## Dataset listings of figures

*****

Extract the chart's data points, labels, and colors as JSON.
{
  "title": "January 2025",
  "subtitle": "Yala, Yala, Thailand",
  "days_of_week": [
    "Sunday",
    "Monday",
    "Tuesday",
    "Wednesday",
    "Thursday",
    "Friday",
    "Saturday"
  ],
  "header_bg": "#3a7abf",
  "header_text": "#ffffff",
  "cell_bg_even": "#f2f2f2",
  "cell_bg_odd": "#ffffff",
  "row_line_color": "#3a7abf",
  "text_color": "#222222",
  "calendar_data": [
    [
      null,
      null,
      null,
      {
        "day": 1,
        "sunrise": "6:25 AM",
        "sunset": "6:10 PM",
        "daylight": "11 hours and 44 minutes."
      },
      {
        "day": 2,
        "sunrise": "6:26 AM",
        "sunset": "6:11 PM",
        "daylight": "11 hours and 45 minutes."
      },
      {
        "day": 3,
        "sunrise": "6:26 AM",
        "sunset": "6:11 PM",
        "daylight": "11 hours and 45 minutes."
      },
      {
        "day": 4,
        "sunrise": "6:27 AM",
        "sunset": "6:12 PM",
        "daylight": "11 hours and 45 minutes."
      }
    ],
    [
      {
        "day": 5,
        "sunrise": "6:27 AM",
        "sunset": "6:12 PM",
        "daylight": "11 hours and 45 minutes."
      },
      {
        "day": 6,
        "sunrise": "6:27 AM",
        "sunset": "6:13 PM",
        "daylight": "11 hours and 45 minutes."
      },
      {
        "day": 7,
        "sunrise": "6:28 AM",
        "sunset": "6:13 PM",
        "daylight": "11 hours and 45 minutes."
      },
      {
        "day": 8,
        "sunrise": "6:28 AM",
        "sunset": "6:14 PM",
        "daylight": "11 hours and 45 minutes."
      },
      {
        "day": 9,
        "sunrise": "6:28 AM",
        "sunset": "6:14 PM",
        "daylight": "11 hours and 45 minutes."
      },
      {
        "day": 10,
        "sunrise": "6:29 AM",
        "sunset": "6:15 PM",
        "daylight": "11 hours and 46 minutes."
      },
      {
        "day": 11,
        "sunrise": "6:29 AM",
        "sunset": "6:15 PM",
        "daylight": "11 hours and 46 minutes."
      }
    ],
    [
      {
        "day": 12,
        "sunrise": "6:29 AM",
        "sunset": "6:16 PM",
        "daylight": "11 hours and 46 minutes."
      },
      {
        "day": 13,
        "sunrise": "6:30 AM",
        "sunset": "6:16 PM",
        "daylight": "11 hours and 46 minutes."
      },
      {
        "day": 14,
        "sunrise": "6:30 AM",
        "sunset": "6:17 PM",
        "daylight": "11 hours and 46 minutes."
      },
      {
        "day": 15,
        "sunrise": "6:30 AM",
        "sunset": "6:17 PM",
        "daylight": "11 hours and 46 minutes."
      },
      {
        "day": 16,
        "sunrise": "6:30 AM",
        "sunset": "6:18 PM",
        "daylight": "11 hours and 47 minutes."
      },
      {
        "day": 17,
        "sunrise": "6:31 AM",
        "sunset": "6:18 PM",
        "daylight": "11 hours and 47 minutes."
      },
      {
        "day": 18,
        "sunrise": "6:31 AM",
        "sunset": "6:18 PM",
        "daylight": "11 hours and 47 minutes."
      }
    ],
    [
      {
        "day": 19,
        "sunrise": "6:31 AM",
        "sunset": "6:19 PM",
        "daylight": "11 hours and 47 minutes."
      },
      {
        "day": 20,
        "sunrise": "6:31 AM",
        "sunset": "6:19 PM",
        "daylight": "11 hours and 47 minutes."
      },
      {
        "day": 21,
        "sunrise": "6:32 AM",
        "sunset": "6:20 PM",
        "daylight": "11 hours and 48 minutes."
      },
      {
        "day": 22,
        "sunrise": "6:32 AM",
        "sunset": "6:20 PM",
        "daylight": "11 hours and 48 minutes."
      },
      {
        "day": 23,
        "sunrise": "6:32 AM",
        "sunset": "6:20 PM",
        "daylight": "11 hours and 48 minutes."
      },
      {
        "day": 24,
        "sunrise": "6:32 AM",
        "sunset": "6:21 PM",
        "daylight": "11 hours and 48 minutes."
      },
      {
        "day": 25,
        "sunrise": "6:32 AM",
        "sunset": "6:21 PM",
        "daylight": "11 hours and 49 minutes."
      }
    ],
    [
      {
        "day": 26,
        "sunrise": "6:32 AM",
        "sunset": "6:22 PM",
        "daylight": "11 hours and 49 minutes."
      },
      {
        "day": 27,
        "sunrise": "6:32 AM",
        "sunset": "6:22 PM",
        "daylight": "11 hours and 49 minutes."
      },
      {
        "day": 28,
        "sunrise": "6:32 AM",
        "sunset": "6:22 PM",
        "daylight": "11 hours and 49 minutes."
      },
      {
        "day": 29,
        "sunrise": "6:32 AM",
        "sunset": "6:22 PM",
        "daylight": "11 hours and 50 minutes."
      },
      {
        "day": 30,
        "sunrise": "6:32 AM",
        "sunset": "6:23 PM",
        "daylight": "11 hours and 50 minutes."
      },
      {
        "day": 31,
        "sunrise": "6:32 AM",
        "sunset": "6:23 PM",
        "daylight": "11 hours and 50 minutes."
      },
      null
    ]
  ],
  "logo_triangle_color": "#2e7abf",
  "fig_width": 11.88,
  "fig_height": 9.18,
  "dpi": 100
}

*****

## REQUEST
Count up the lines in the listing that hold the word "ffffff", and give that number only.

## FULL SOLUTION
2